--- Start of SOURCE MATERIAL ---
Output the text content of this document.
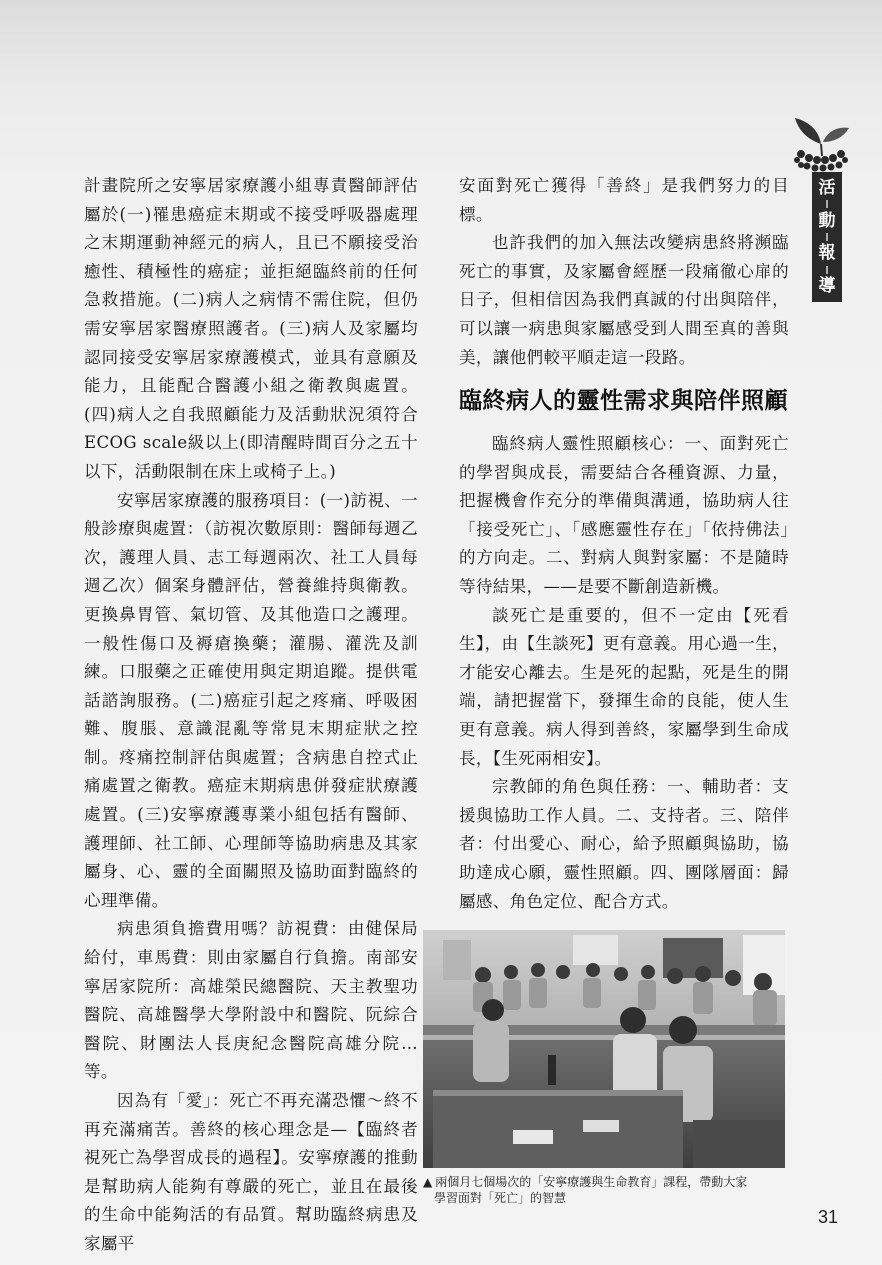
活
動
報
導

計畫院所之安寧居家療護小組專責醫師評估屬於(一)罹患癌症末期或不接受呼吸器處理之末期運動神經元的病人，且已不願接受治癒性、積極性的癌症；並拒絕臨終前的任何急救措施。(二)病人之病情不需住院，但仍需安寧居家醫療照護者。(三)病人及家屬均認同接受安寧居家療護模式，並具有意願及能力，且能配合醫護小組之衛教與處置。(四)病人之自我照顧能力及活動狀況須符合ECOG scale級以上(即清醒時間百分之五十以下，活動限制在床上或椅子上。)

安寧居家療護的服務項目：(一)訪視、一般診療與處置：（訪視次數原則：醫師每週乙次，護理人員、志工每週兩次、社工人員每週乙次）個案身體評估，營養維持與衛教。更換鼻胃管、氣切管、及其他造口之護理。一般性傷口及褥瘡換藥；灌腸、灌洗及訓練。口服藥之正確使用與定期追蹤。提供電話諮詢服務。(二)癌症引起之疼痛、呼吸困難、腹脹、意識混亂等常見末期症狀之控制。疼痛控制評估與處置；含病患自控式止痛處置之衛教。癌症末期病患併發症狀療護處置。(三)安寧療護專業小組包括有醫師、護理師、社工師、心理師等協助病患及其家屬身、心、靈的全面關照及協助面對臨終的心理準備。

病患須負擔費用嗎？訪視費：由健保局給付，車馬費：則由家屬自行負擔。南部安寧居家院所：高雄榮民總醫院、天主教聖功醫院、高雄醫學大學附設中和醫院、阮綜合醫院、財團法人長庚紀念醫院高雄分院…等。

因為有「愛」：死亡不再充滿恐懼～終不再充滿痛苦。善終的核心理念是—【臨終者視死亡為學習成長的過程】。安寧療護的推動是幫助病人能夠有尊嚴的死亡，並且在最後的生命中能夠活的有品質。幫助臨終病患及家屬平

安面對死亡獲得「善終」是我們努力的目標。

也許我們的加入無法改變病患終將瀕臨死亡的事實，及家屬會經歷一段痛徹心扉的日子，但相信因為我們真誠的付出與陪伴，可以讓一病患與家屬感受到人間至真的善與美，讓他們較平順走這一段路。

臨終病人的靈性需求與陪伴照顧

臨終病人靈性照顧核心：一、面對死亡的學習與成長，需要結合各種資源、力量，把握機會作充分的準備與溝通，協助病人往「接受死亡」、「感應靈性存在」「依持佛法」的方向走。二、對病人與對家屬：不是隨時等待結果，——是要不斷創造新機。

談死亡是重要的，但不一定由【死看生】，由【生談死】更有意義。用心過一生，才能安心離去。生是死的起點，死是生的開端，請把握當下，發揮生命的良能，使人生更有意義。病人得到善終，家屬學到生命成長，【生死兩相安】。

宗教師的角色與任務：一、輔助者：支援與協助工作人員。二、支持者。三、陪伴者：付出愛心、耐心，給予照顧與協助，協助達成心願，靈性照顧。四、團隊層面：歸屬感、角色定位、配合方式。

▲ 兩個月七個場次的「安寧療護與生命教育」課程，帶動大家
學習面對「死亡」的智慧
31
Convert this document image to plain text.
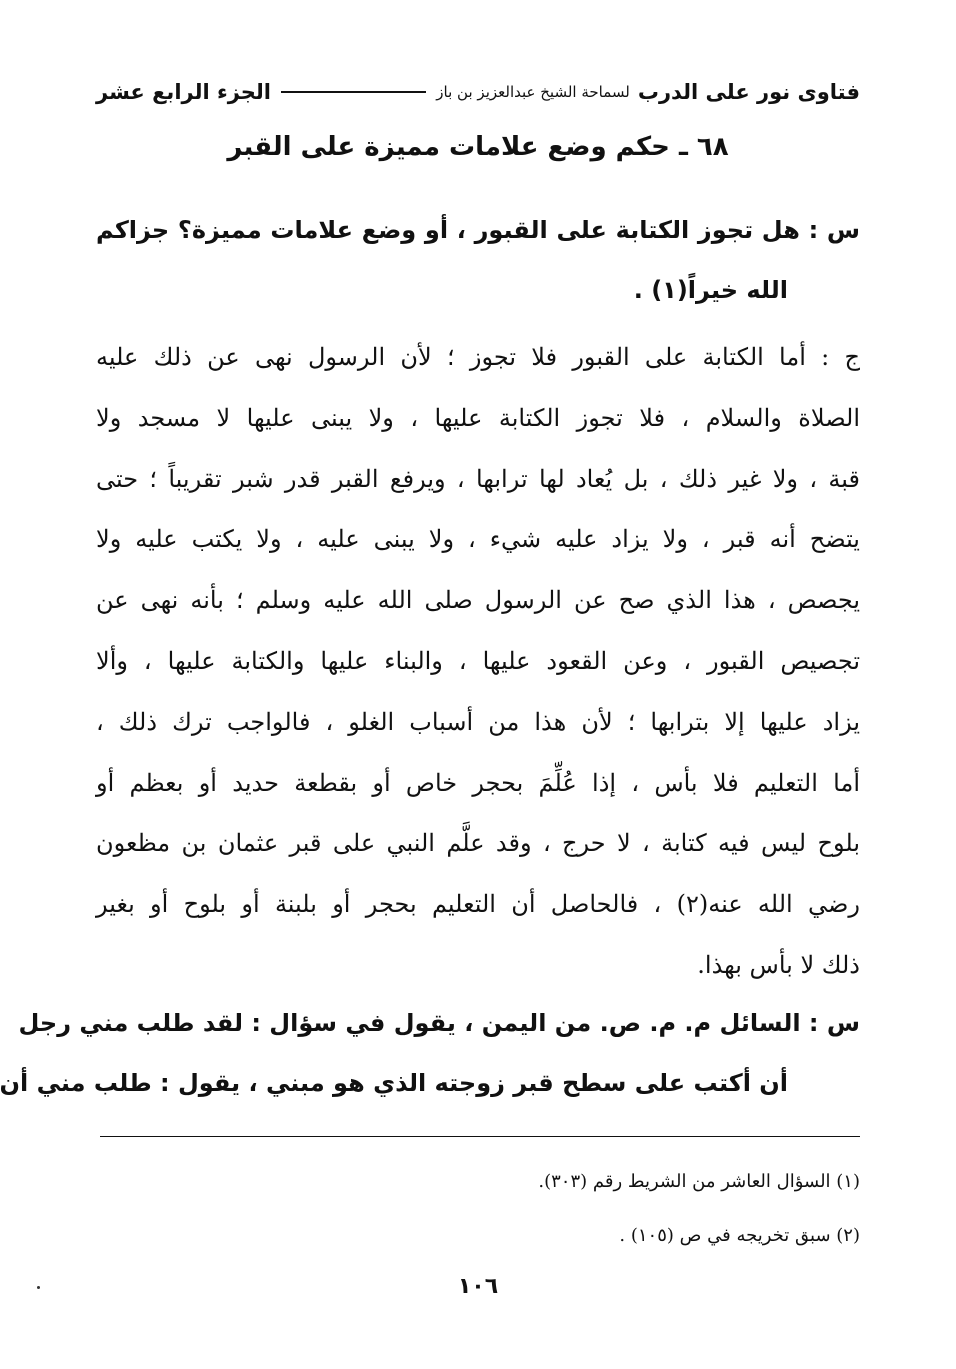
فتاوى نور على الدرب
لسماحة الشيخ عبدالعزيز بن باز
الجزء الرابع عشر
٦٨ ـ حكم وضع علامات مميزة على القبر
س : هل تجوز الكتابة على القبور ، أو وضع علامات مميزة؟ جزاكم
الله خيراً(١) .
ج : أما الكتابة على القبور فلا تجوز ؛ لأن الرسول نهى عن ذلك عليه
الصلاة والسلام ، فلا تجوز الكتابة عليها ، ولا يبنى عليها لا مسجد ولا
قبة ، ولا غير ذلك ، بل يُعاد لها ترابها ، ويرفع القبر قدر شبر تقريباً ؛ حتى
يتضح أنه قبر ، ولا يزاد عليه شيء ، ولا يبنى عليه ، ولا يكتب عليه ولا
يجصص ، هذا الذي صح عن الرسول صلى الله عليه وسلم ؛ بأنه نهى عن
تجصيص القبور ، وعن القعود عليها ، والبناء عليها والكتابة عليها ، وألا
يزاد عليها إلا بترابها ؛ لأن هذا من أسباب الغلو ، فالواجب ترك ذلك ،
أما التعليم فلا بأس ، إذا عُلِّمَ بحجر خاص أو بقطعة حديد أو بعظم أو
بلوح ليس فيه كتابة ، لا حرج ، وقد علَّم النبي على قبر عثمان بن مظعون
رضي الله عنه(٢) ، فالحاصل أن التعليم بحجر أو بلبنة أو بلوح أو بغير
ذلك لا بأس بهذا.
س : السائل م. م. ص. من اليمن ، يقول في سؤال : لقد طلب مني رجل
أن أكتب على سطح قبر زوجته الذي هو مبني ، يقول : طلب مني أن
(١) السؤال العاشر من الشريط رقم (٣٠٣).
(٢) سبق تخريجه في ص (١٠٥) .
١٠٦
--- End of SOURCE MATERIAL ---
STATED GOAL: Pull every line containing "التعليم" from the data.

EXPECTED ANSWER:
أما التعليم فلا بأس ، إذا عُلِّمَ بحجر خاص أو بقطعة حديد أو بعظم أو
رضي الله عنه(٢) ، فالحاصل أن التعليم بحجر أو بلبنة أو بلوح أو بغير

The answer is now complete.